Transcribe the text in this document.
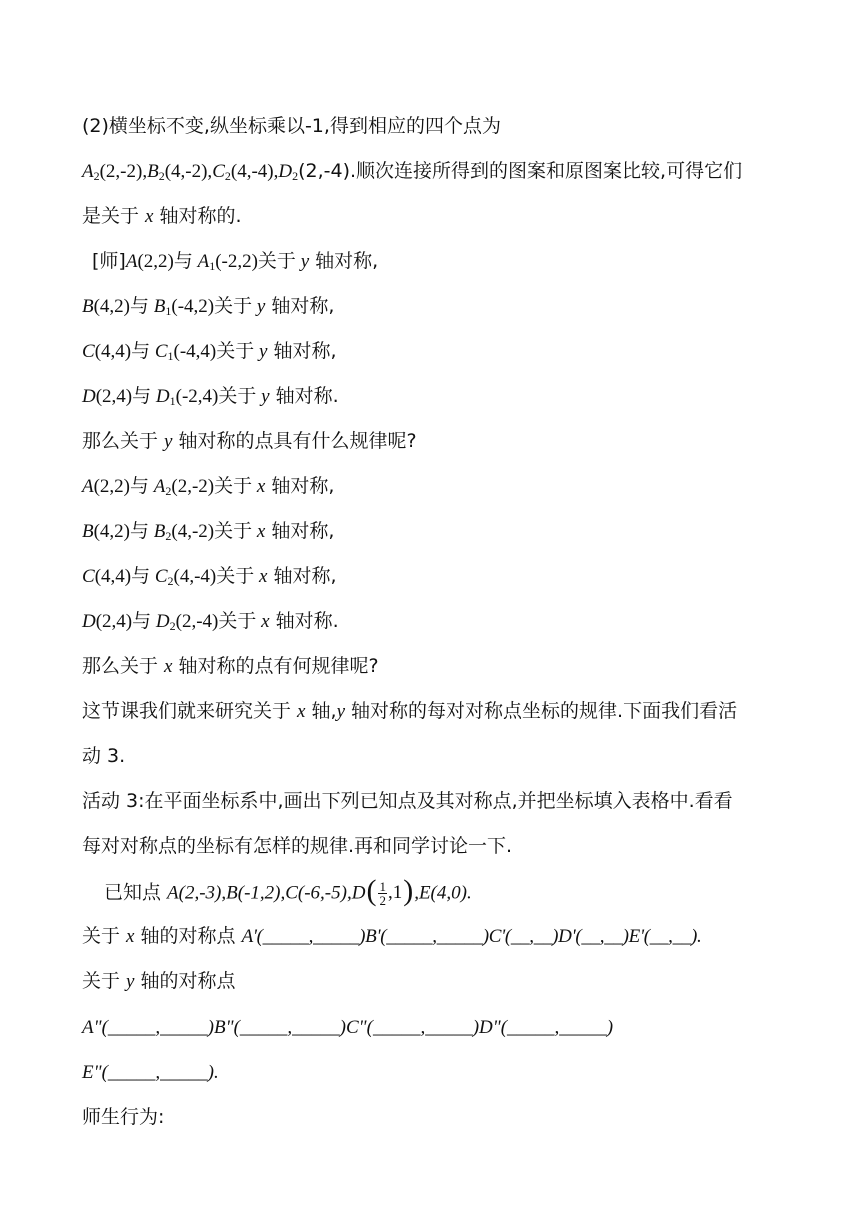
(2)横坐标不变,纵坐标乘以-1,得到相应的四个点为
$A_2(2,-2),B_2(4,-2),C_2(4,-4),D_2(2,-4)$.顺次连接所得到的图案和原图案比较,可得它们
是关于 x 轴对称的.
[师]A(2,2)与 $A_1(-2,2)$关于 y 轴对称,
B(4,2)与 $B_1(-4,2)$关于 y 轴对称,
C(4,4)与 $C_1(-4,4)$关于 y 轴对称,
D(2,4)与 $D_1(-2,4)$关于 y 轴对称.
那么关于 y 轴对称的点具有什么规律呢?
A(2,2)与 $A_2(2,-2)$关于 x 轴对称,
B(4,2)与 $B_2(4,-2)$关于 x 轴对称,
C(4,4)与 $C_2(4,-4)$关于 x 轴对称,
D(2,4)与 $D_2(2,-4)$关于 x 轴对称.
那么关于 x 轴对称的点有何规律呢?
这节课我们就来研究关于 x 轴,y 轴对称的每对对称点坐标的规律.下面我们看活
动 3.
活动 3:在平面坐标系中,画出下列已知点及其对称点,并把坐标填入表格中.看看
每对对称点的坐标有怎样的规律.再和同学讨论一下.
已知点 A(2,-3),B(-1,2),C(-6,-5),D ( $\frac{1}{2} ,1$ ) ,E(4,0).
关于 x 轴的对称点 A'(_____,_____)B'(_____,_____)C'(__,__)D'(__,__)E'(__,__).
关于 y 轴的对称点
A"(_____,_____)B"(_____,_____)C"(_____,_____)D"(_____,_____)
E"(_____,_____).
师生行为:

TASK DIRECTIONS:
What is the number of lines in the data that hold the string "那么关于"? Answer with the number only.

WRITTEN RESPONSE:
2